▸ Exercise objective
Retype the records below exactly as they appear.

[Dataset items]

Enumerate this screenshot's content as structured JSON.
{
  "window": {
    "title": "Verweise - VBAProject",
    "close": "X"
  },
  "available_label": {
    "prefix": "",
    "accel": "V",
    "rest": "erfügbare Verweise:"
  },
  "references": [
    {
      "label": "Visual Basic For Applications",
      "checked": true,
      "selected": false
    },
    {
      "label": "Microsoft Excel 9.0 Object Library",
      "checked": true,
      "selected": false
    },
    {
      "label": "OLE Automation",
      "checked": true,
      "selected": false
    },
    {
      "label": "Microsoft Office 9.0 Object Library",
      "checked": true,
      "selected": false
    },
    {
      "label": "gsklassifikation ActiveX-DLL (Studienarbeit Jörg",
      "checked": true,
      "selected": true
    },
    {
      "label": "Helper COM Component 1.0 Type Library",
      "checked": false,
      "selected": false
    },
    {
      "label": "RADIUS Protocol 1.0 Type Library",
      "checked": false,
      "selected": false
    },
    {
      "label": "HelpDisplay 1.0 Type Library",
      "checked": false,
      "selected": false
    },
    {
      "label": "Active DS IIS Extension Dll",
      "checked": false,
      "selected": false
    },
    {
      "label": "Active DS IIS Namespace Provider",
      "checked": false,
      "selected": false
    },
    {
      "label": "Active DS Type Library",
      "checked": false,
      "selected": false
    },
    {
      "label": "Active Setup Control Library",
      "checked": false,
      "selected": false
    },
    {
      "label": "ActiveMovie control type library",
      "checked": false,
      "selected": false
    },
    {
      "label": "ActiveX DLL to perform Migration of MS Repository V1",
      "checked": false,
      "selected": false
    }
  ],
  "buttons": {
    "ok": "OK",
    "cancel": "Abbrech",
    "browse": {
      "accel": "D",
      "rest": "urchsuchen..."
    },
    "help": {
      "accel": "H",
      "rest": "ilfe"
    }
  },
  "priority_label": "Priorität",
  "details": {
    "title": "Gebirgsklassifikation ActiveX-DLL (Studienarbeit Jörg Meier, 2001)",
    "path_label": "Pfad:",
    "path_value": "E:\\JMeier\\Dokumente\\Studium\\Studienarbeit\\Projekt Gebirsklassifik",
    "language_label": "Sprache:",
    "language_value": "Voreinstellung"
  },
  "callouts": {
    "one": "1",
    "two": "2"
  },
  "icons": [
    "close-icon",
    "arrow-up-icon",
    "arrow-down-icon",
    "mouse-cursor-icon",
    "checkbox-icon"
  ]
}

▸ The response
Enumerate this screenshot's content as structured JSON.
{
  "window": {
    "title": "Verweise - VBAProject",
    "close": "X"
  },
  "available_label": {
    "prefix": "",
    "accel": "V",
    "rest": "erfügbare Verweise:"
  },
  "references": [
    {
      "label": "Visual Basic For Applications",
      "checked": true,
      "selected": false
    },
    {
      "label": "Microsoft Excel 9.0 Object Library",
      "checked": true,
      "selected": false
    },
    {
      "label": "OLE Automation",
      "checked": true,
      "selected": false
    },
    {
      "label": "Microsoft Office 9.0 Object Library",
      "checked": true,
      "selected": false
    },
    {
      "label": "gsklassifikation ActiveX-DLL (Studienarbeit Jörg",
      "checked": true,
      "selected": true
    },
    {
      "label": "Helper COM Component 1.0 Type Library",
      "checked": false,
      "selected": false
    },
    {
      "label": "RADIUS Protocol 1.0 Type Library",
      "checked": false,
      "selected": false
    },
    {
      "label": "HelpDisplay 1.0 Type Library",
      "checked": false,
      "selected": false
    },
    {
      "label": "Active DS IIS Extension Dll",
      "checked": false,
      "selected": false
    },
    {
      "label": "Active DS IIS Namespace Provider",
      "checked": false,
      "selected": false
    },
    {
      "label": "Active DS Type Library",
      "checked": false,
      "selected": false
    },
    {
      "label": "Active Setup Control Library",
      "checked": false,
      "selected": false
    },
    {
      "label": "ActiveMovie control type library",
      "checked": false,
      "selected": false
    },
    {
      "label": "ActiveX DLL to perform Migration of MS Repository V1",
      "checked": false,
      "selected": false
    }
  ],
  "buttons": {
    "ok": "OK",
    "cancel": "Abbrech",
    "browse": {
      "accel": "D",
      "rest": "urchsuchen..."
    },
    "help": {
      "accel": "H",
      "rest": "ilfe"
    }
  },
  "priority_label": "Priorität",
  "details": {
    "title": "Gebirgsklassifikation ActiveX-DLL (Studienarbeit Jörg Meier, 2001)",
    "path_label": "Pfad:",
    "path_value": "E:\\JMeier\\Dokumente\\Studium\\Studienarbeit\\Projekt Gebirsklassifik",
    "language_label": "Sprache:",
    "language_value": "Voreinstellung"
  },
  "callouts": {
    "one": "1",
    "two": "2"
  },
  "icons": [
    "close-icon",
    "arrow-up-icon",
    "arrow-down-icon",
    "mouse-cursor-icon",
    "checkbox-icon"
  ]
}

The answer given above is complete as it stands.